--- RECORDED DATA ---
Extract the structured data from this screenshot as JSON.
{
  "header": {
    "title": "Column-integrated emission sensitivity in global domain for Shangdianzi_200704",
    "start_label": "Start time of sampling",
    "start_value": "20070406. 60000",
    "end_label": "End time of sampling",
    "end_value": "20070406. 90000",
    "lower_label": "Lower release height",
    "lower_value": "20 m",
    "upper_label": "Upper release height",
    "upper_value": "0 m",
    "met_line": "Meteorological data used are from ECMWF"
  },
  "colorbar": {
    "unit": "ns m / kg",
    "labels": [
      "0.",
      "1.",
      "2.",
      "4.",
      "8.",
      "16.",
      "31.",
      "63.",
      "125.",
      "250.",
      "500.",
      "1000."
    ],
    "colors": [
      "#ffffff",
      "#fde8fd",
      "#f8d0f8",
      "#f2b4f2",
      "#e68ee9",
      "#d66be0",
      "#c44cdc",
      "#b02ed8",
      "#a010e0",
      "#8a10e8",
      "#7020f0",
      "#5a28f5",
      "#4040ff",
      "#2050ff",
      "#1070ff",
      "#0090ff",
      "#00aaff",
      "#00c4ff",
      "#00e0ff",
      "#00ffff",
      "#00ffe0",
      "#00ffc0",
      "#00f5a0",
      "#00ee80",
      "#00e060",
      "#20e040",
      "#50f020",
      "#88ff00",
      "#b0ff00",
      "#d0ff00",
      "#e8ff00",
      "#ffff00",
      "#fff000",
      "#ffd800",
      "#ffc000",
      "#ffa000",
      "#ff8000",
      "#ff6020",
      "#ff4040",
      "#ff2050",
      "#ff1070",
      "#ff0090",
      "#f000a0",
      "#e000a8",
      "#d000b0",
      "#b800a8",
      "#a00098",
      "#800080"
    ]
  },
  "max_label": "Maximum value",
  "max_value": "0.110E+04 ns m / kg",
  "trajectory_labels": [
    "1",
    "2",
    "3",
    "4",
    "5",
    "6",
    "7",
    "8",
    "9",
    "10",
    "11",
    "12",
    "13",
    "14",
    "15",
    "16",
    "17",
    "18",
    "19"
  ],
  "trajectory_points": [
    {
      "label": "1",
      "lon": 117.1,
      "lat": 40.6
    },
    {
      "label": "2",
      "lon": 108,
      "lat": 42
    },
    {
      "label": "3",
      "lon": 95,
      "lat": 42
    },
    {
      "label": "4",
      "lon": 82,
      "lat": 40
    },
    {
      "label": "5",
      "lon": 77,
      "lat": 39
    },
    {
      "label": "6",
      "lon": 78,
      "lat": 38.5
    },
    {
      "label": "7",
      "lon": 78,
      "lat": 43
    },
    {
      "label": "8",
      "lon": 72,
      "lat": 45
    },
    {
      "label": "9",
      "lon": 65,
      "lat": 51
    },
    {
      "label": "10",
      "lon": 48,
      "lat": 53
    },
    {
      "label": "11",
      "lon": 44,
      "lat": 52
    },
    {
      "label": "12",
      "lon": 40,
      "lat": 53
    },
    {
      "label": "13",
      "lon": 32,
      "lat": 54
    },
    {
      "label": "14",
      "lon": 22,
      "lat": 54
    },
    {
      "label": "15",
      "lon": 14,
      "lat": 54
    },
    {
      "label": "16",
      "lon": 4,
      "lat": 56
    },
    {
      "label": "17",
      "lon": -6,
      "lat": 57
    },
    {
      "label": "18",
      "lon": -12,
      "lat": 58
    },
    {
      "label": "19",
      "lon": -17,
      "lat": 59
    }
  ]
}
---
Word for word, restate all of the data shown above.

Extract the structured data from this screenshot as JSON.
{
  "header": {
    "title": "Column-integrated emission sensitivity in global domain for Shangdianzi_200704",
    "start_label": "Start time of sampling",
    "start_value": "20070406. 60000",
    "end_label": "End time of sampling",
    "end_value": "20070406. 90000",
    "lower_label": "Lower release height",
    "lower_value": "20 m",
    "upper_label": "Upper release height",
    "upper_value": "0 m",
    "met_line": "Meteorological data used are from ECMWF"
  },
  "colorbar": {
    "unit": "ns m / kg",
    "labels": [
      "0.",
      "1.",
      "2.",
      "4.",
      "8.",
      "16.",
      "31.",
      "63.",
      "125.",
      "250.",
      "500.",
      "1000."
    ],
    "colors": [
      "#ffffff",
      "#fde8fd",
      "#f8d0f8",
      "#f2b4f2",
      "#e68ee9",
      "#d66be0",
      "#c44cdc",
      "#b02ed8",
      "#a010e0",
      "#8a10e8",
      "#7020f0",
      "#5a28f5",
      "#4040ff",
      "#2050ff",
      "#1070ff",
      "#0090ff",
      "#00aaff",
      "#00c4ff",
      "#00e0ff",
      "#00ffff",
      "#00ffe0",
      "#00ffc0",
      "#00f5a0",
      "#00ee80",
      "#00e060",
      "#20e040",
      "#50f020",
      "#88ff00",
      "#b0ff00",
      "#d0ff00",
      "#e8ff00",
      "#ffff00",
      "#fff000",
      "#ffd800",
      "#ffc000",
      "#ffa000",
      "#ff8000",
      "#ff6020",
      "#ff4040",
      "#ff2050",
      "#ff1070",
      "#ff0090",
      "#f000a0",
      "#e000a8",
      "#d000b0",
      "#b800a8",
      "#a00098",
      "#800080"
    ]
  },
  "max_label": "Maximum value",
  "max_value": "0.110E+04 ns m / kg",
  "trajectory_labels": [
    "1",
    "2",
    "3",
    "4",
    "5",
    "6",
    "7",
    "8",
    "9",
    "10",
    "11",
    "12",
    "13",
    "14",
    "15",
    "16",
    "17",
    "18",
    "19"
  ],
  "trajectory_points": [
    {
      "label": "1",
      "lon": 117.1,
      "lat": 40.6
    },
    {
      "label": "2",
      "lon": 108,
      "lat": 42
    },
    {
      "label": "3",
      "lon": 95,
      "lat": 42
    },
    {
      "label": "4",
      "lon": 82,
      "lat": 40
    },
    {
      "label": "5",
      "lon": 77,
      "lat": 39
    },
    {
      "label": "6",
      "lon": 78,
      "lat": 38.5
    },
    {
      "label": "7",
      "lon": 78,
      "lat": 43
    },
    {
      "label": "8",
      "lon": 72,
      "lat": 45
    },
    {
      "label": "9",
      "lon": 65,
      "lat": 51
    },
    {
      "label": "10",
      "lon": 48,
      "lat": 53
    },
    {
      "label": "11",
      "lon": 44,
      "lat": 52
    },
    {
      "label": "12",
      "lon": 40,
      "lat": 53
    },
    {
      "label": "13",
      "lon": 32,
      "lat": 54
    },
    {
      "label": "14",
      "lon": 22,
      "lat": 54
    },
    {
      "label": "15",
      "lon": 14,
      "lat": 54
    },
    {
      "label": "16",
      "lon": 4,
      "lat": 56
    },
    {
      "label": "17",
      "lon": -6,
      "lat": 57
    },
    {
      "label": "18",
      "lon": -12,
      "lat": 58
    },
    {
      "label": "19",
      "lon": -17,
      "lat": 59
    }
  ]
}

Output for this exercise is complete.